## Required task
Across the entries below, how many lines contain the string "color"? Give only the count.
◆ ◆ ◆ ◆
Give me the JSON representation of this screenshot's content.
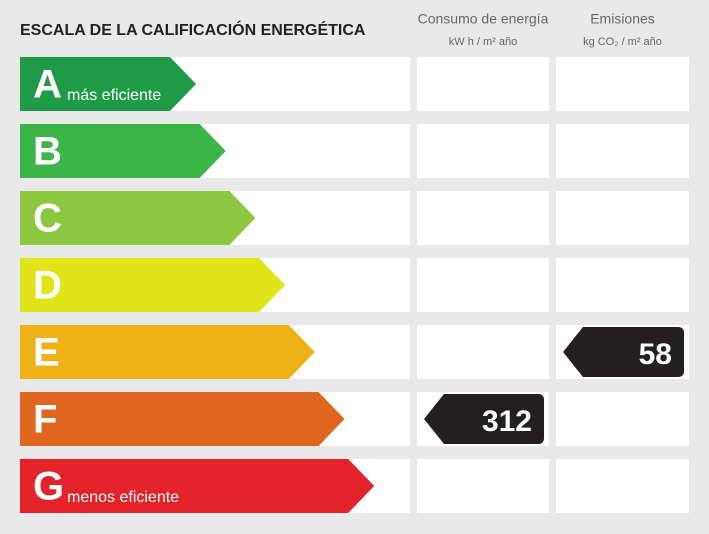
{
  "header": {
    "title": "ESCALA DE LA CALIFICACIÓN ENERGÉTICA"
  },
  "columns": [
    {
      "title": "Consumo de energía",
      "unit": "kW h / m² año"
    },
    {
      "title": "Emisiones",
      "unit": "kg CO₂ / m² año"
    }
  ],
  "rows": [
    {
      "letter": "A",
      "label": "más eficiente",
      "color": "#1f9a48"
    },
    {
      "letter": "B",
      "color": "#3bb54a"
    },
    {
      "letter": "C",
      "color": "#8dc63f"
    },
    {
      "letter": "D",
      "color": "#e2e41a"
    },
    {
      "letter": "E",
      "color": "#eeb116"
    },
    {
      "letter": "F",
      "color": "#e0661f"
    },
    {
      "letter": "G",
      "label": "menos eficiente",
      "color": "#e2232a"
    }
  ],
  "ratings": [
    {
      "rating": "F",
      "value": 312
    },
    {
      "rating": "E",
      "value": 58
    }
  ]
}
◆ ◆ ◆ ◆
## In response
7